__The request__. State the number of lines that contain "ylabel", with no other text.

■ ■ ■ ■

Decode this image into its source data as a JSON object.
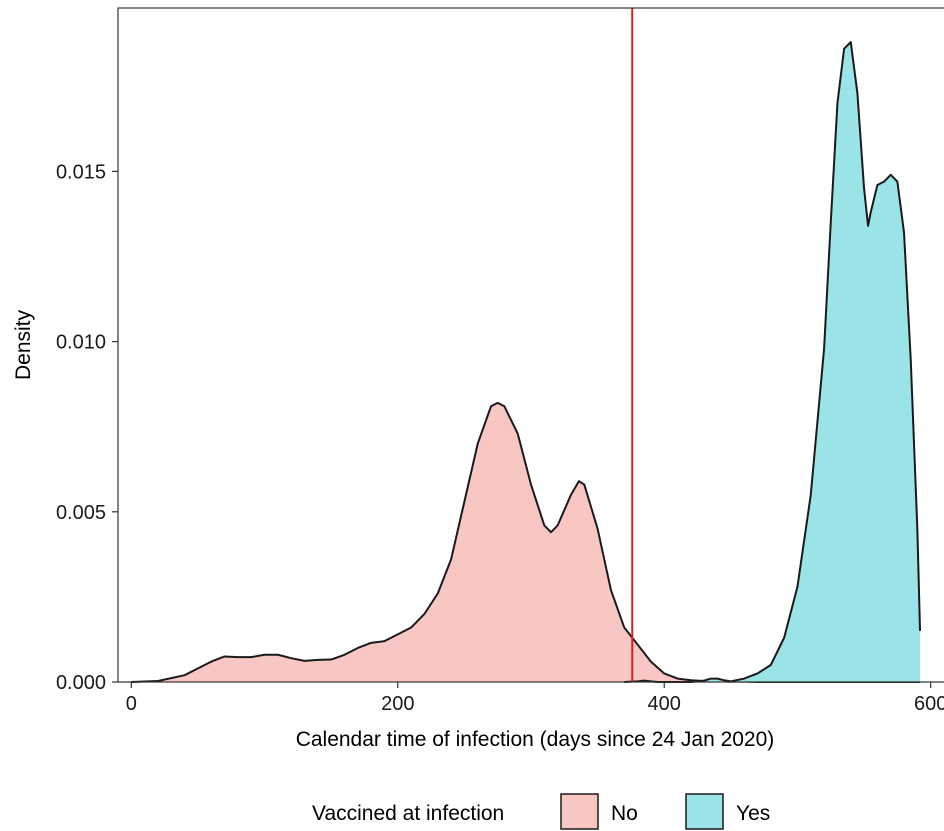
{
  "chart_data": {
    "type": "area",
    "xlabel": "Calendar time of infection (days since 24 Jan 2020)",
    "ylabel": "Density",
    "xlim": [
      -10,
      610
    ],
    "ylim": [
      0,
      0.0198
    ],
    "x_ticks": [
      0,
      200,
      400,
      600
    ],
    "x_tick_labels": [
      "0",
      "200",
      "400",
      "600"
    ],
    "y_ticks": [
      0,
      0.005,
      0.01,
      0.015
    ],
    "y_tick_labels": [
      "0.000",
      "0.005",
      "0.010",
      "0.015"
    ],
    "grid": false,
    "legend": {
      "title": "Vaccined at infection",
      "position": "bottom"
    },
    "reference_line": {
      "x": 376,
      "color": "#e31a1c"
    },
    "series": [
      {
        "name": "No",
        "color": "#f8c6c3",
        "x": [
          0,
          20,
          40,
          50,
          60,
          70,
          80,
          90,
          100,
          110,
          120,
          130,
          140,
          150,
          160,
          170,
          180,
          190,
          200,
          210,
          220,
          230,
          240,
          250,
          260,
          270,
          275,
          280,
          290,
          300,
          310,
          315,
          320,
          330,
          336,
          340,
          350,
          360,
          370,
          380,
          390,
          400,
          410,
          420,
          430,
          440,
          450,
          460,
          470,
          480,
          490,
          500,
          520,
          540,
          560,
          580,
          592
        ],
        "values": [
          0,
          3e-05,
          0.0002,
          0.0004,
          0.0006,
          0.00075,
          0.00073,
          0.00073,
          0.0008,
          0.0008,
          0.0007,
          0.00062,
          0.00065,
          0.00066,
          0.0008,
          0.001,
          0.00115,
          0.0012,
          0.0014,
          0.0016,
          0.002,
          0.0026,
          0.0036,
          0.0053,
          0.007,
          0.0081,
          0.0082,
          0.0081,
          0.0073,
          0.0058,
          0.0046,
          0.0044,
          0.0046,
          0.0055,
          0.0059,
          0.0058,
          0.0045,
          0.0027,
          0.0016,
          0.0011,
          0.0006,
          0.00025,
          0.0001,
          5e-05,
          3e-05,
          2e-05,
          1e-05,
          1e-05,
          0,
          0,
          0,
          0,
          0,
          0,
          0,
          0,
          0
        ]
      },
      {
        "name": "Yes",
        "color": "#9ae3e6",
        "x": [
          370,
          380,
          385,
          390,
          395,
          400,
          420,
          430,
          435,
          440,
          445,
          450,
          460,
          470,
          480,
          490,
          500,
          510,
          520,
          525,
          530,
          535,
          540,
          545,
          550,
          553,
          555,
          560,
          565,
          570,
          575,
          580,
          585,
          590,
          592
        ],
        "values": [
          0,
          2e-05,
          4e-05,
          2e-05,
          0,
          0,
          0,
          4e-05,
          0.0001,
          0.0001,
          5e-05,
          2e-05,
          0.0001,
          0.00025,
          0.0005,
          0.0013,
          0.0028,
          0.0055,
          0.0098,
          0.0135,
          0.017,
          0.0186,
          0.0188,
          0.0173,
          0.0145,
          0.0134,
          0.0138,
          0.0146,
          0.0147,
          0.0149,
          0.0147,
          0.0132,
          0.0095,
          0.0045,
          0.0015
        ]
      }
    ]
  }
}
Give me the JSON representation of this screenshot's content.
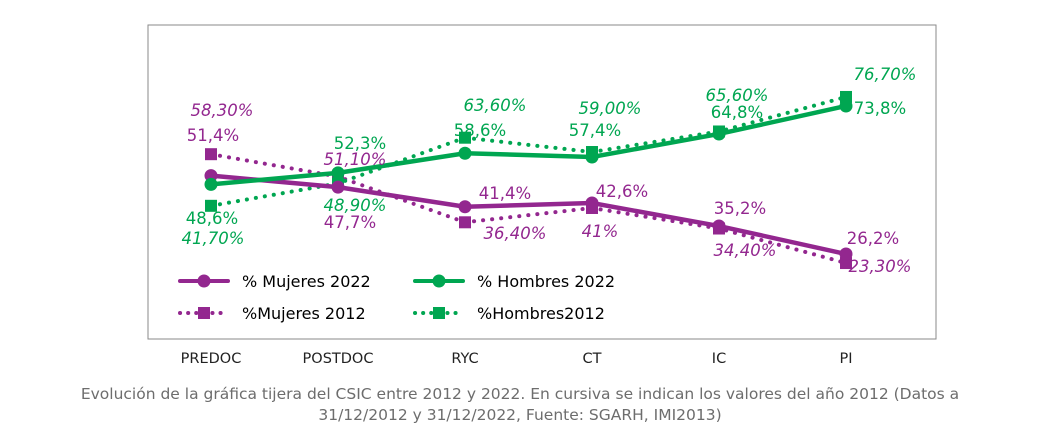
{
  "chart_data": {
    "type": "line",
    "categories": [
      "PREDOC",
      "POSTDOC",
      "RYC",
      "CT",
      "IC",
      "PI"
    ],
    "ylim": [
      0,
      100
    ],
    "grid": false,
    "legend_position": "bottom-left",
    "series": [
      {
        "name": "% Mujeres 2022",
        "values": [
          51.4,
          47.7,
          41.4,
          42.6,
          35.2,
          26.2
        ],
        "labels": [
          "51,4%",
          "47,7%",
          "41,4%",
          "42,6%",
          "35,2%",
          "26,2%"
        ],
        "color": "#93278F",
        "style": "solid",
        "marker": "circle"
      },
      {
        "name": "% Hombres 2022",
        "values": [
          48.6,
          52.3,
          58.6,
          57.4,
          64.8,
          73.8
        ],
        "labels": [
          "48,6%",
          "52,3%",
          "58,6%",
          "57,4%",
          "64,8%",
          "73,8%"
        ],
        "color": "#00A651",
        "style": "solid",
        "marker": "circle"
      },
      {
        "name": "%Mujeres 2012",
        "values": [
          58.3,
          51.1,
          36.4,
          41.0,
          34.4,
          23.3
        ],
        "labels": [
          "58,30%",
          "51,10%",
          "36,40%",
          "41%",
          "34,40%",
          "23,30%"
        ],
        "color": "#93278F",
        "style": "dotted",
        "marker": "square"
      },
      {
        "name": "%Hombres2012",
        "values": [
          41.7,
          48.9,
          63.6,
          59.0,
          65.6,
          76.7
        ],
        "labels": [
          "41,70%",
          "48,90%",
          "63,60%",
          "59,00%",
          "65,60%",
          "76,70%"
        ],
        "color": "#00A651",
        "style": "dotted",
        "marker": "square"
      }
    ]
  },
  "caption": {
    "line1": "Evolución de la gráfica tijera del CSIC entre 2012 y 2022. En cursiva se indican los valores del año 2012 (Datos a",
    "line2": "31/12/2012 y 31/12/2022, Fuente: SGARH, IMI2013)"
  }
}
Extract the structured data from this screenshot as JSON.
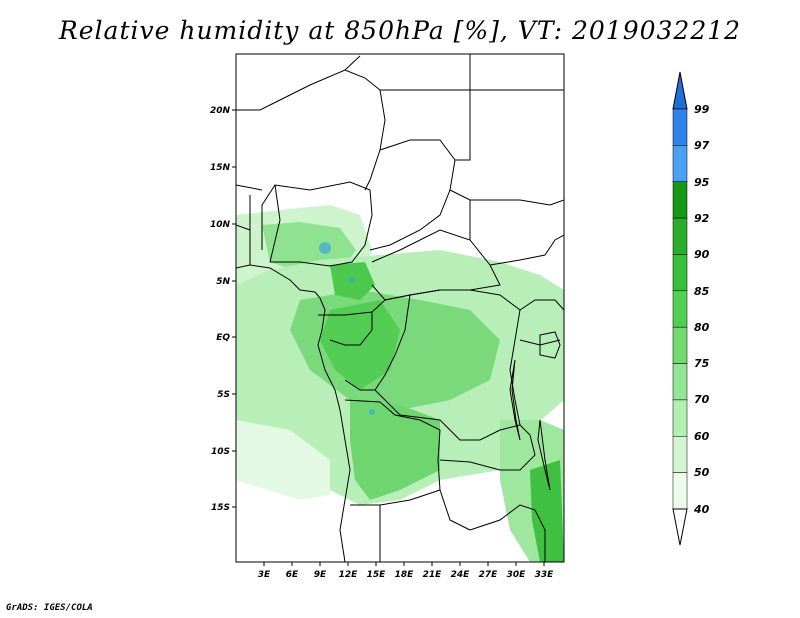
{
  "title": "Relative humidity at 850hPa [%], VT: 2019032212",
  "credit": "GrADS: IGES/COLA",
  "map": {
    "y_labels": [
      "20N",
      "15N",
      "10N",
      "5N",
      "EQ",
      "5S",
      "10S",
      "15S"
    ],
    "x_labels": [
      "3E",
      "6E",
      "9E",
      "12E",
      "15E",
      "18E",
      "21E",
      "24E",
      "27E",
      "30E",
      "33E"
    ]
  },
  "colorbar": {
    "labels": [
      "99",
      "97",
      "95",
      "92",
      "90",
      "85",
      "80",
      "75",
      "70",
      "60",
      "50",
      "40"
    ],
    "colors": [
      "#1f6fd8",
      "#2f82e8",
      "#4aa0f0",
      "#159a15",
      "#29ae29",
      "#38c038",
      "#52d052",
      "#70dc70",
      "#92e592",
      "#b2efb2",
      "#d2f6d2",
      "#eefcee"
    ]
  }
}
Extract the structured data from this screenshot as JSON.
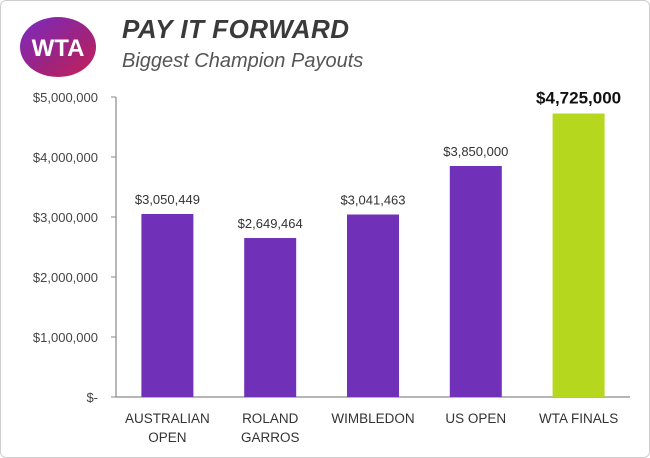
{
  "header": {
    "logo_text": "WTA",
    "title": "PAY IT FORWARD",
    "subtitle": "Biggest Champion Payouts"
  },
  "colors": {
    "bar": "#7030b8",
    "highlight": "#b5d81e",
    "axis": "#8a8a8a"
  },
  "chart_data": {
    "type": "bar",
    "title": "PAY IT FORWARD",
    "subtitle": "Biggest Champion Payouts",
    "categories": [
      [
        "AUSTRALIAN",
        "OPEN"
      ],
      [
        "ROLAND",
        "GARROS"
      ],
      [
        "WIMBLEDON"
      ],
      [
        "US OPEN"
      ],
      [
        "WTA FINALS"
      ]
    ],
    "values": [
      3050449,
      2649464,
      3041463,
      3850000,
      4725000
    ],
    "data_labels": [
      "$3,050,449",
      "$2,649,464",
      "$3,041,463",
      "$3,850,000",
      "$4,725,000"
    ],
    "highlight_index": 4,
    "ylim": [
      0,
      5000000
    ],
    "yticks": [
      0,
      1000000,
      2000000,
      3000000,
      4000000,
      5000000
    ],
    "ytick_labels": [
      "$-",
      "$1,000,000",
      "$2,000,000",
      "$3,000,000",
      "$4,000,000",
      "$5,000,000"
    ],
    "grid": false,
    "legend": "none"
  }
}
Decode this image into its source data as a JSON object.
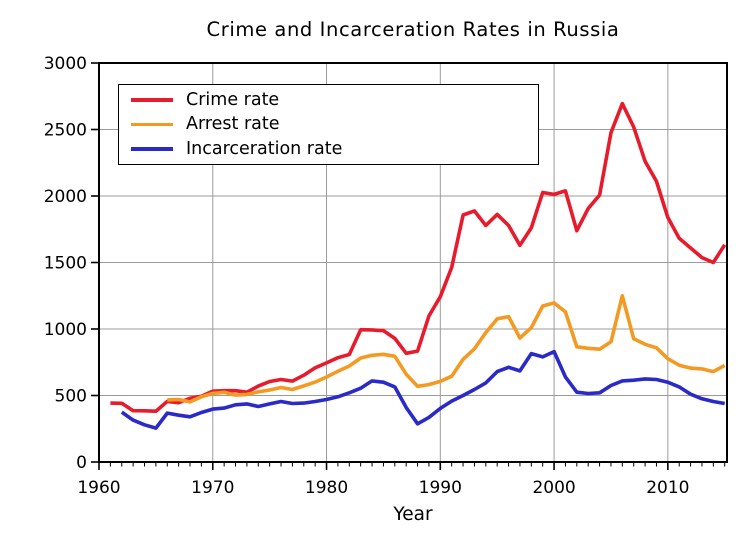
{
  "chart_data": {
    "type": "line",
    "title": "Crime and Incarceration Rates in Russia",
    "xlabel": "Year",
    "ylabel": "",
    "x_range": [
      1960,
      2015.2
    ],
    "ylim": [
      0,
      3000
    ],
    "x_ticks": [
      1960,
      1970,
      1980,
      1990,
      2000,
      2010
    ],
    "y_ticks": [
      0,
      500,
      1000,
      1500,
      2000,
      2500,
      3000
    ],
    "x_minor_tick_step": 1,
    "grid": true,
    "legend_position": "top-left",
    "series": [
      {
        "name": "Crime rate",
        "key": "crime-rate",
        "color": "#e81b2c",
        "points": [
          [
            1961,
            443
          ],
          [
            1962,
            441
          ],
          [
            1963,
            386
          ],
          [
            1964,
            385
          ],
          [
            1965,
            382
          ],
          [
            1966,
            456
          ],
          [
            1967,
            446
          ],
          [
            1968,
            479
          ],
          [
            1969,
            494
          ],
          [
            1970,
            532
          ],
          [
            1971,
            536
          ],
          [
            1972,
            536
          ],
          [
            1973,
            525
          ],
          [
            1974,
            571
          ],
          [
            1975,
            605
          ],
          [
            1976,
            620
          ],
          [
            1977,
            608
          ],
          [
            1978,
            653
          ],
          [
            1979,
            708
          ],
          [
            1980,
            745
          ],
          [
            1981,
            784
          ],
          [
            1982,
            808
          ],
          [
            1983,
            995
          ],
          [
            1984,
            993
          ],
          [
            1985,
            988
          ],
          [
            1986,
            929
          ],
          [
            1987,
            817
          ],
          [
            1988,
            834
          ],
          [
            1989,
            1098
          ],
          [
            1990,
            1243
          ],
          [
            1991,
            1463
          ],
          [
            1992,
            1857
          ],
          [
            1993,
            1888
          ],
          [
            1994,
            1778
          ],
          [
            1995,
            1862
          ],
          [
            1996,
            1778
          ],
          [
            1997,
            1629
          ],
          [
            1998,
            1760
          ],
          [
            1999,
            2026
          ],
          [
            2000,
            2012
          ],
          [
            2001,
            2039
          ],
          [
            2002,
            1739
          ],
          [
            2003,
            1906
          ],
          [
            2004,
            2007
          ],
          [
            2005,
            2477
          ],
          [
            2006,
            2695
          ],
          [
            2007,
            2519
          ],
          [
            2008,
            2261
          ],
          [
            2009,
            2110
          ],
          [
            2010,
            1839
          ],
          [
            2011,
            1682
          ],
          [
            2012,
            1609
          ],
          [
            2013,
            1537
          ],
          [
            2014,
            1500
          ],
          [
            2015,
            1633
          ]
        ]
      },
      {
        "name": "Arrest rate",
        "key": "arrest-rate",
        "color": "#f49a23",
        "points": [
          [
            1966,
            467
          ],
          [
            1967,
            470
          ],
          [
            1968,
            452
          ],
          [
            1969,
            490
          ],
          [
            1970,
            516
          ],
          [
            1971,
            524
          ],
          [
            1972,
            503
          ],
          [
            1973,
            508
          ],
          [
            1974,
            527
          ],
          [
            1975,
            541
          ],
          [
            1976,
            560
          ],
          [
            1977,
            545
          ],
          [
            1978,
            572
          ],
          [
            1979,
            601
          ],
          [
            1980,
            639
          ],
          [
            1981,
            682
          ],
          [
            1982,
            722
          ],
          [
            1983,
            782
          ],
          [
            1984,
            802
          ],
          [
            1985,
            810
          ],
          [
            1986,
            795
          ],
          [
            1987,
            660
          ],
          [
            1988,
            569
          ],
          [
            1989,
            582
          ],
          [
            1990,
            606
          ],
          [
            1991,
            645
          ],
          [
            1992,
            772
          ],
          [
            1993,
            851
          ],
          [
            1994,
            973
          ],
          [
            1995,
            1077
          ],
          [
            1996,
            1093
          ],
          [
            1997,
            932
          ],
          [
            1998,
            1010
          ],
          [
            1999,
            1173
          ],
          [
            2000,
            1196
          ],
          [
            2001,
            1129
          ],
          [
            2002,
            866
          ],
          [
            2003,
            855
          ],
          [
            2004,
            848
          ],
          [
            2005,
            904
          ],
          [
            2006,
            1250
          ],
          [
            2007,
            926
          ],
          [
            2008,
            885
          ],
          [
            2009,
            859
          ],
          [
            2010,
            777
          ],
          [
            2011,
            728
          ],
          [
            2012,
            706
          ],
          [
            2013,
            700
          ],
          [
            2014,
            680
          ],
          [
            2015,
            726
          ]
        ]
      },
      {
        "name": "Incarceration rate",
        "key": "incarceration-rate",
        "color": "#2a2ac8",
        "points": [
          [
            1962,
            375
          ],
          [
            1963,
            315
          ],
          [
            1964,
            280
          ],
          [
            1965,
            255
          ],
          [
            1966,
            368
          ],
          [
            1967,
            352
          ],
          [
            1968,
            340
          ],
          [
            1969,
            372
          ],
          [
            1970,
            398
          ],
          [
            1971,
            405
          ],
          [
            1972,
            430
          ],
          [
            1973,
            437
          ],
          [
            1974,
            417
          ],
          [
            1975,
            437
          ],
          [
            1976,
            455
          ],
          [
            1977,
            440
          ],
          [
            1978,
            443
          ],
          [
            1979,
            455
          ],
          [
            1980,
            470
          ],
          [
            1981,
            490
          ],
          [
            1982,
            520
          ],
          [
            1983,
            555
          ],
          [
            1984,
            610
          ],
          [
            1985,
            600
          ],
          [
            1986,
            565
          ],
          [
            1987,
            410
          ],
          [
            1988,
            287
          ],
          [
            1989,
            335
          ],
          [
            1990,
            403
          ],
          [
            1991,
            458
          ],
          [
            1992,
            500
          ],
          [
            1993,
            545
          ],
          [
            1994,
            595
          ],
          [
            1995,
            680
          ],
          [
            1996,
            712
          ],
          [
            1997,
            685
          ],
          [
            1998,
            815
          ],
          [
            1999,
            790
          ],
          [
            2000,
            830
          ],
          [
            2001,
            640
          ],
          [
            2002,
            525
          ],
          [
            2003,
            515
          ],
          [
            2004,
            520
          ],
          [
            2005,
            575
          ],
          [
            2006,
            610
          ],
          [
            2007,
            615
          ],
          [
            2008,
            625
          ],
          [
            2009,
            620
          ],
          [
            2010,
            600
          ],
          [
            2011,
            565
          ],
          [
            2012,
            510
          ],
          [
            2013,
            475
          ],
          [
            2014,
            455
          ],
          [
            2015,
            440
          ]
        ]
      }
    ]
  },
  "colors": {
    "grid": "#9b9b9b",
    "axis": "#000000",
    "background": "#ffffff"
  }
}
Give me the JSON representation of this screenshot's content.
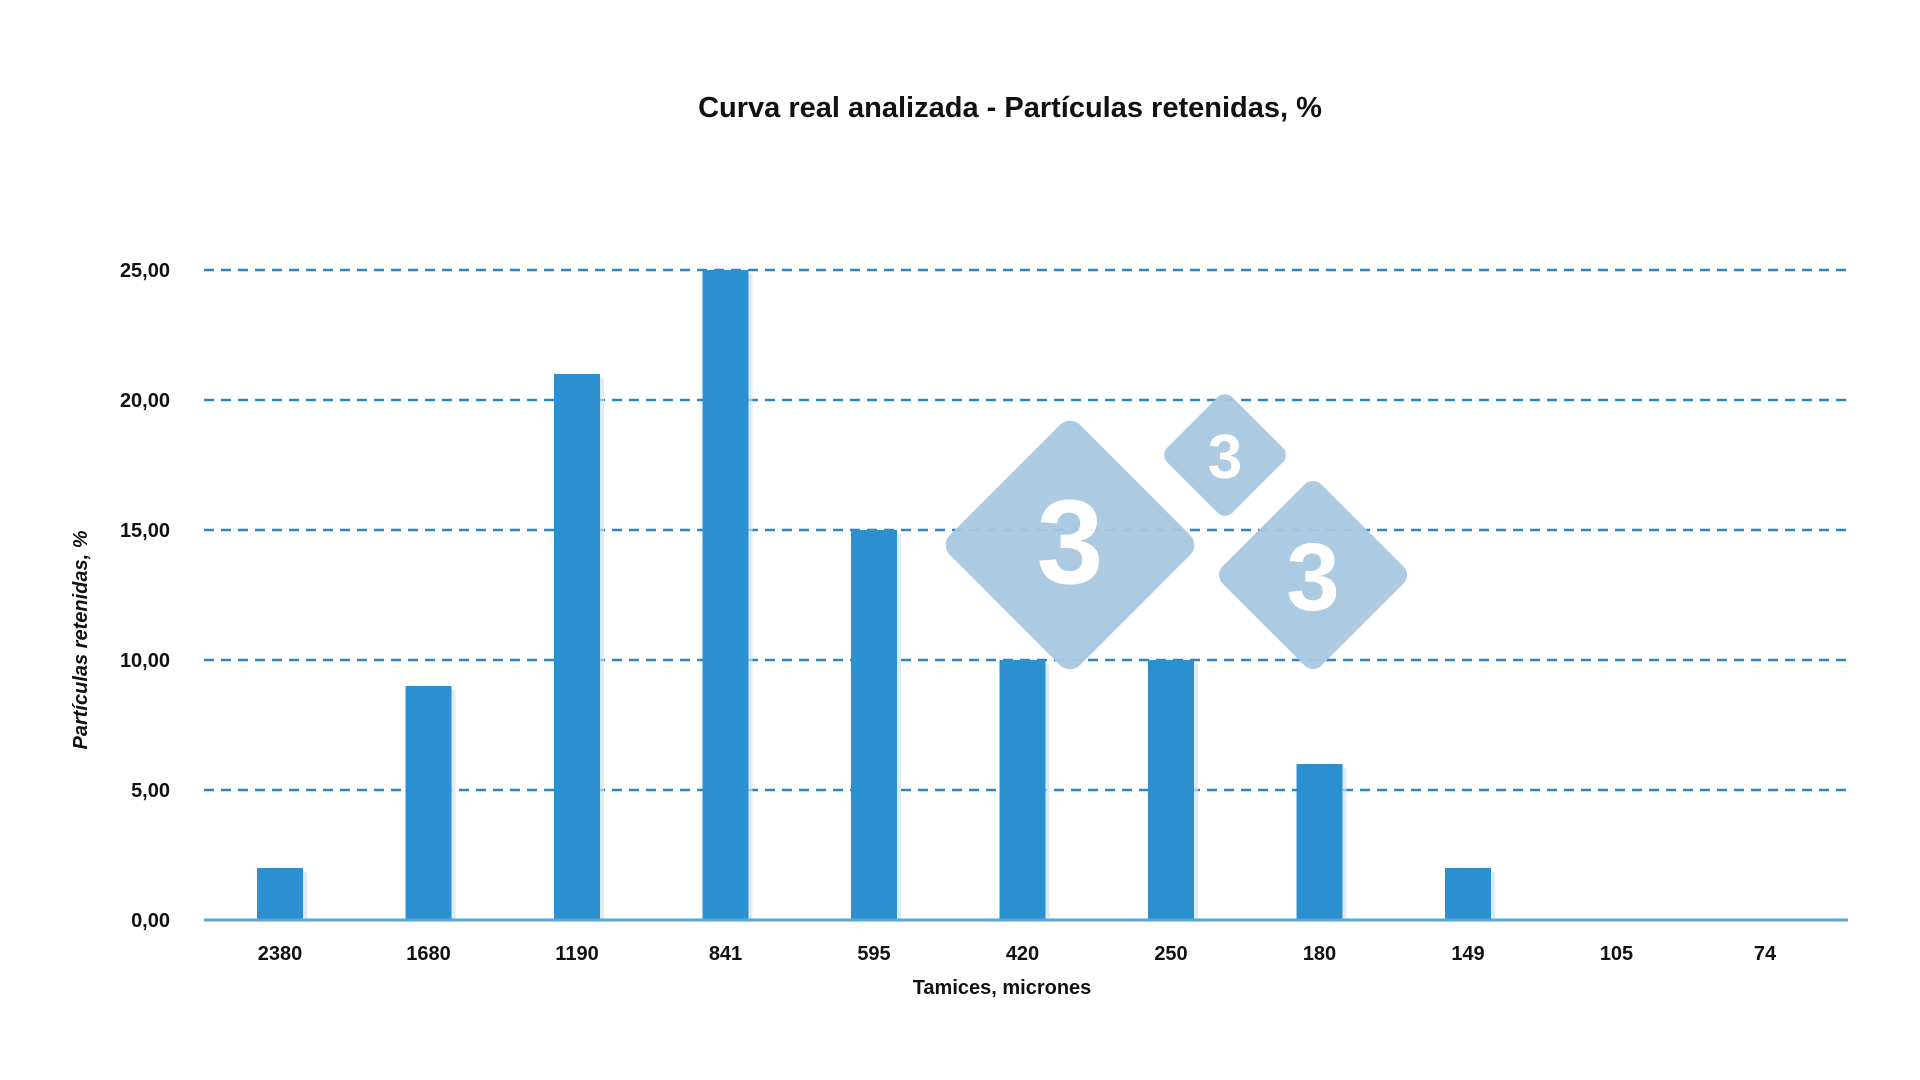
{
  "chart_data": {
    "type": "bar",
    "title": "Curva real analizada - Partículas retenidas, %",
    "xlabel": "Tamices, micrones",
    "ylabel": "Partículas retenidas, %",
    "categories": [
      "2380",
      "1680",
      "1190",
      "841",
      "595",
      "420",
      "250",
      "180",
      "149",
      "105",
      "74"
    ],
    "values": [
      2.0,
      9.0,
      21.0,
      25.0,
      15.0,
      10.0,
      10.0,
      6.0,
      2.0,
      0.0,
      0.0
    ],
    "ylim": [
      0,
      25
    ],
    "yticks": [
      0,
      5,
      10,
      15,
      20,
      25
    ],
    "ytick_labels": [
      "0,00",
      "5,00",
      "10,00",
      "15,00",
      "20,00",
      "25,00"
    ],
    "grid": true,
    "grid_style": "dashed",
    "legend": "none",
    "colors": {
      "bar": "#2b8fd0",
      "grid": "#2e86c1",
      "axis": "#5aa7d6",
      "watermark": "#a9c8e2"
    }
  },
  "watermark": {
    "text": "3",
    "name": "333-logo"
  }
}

■ ■ ■ ■

__Task output__. 3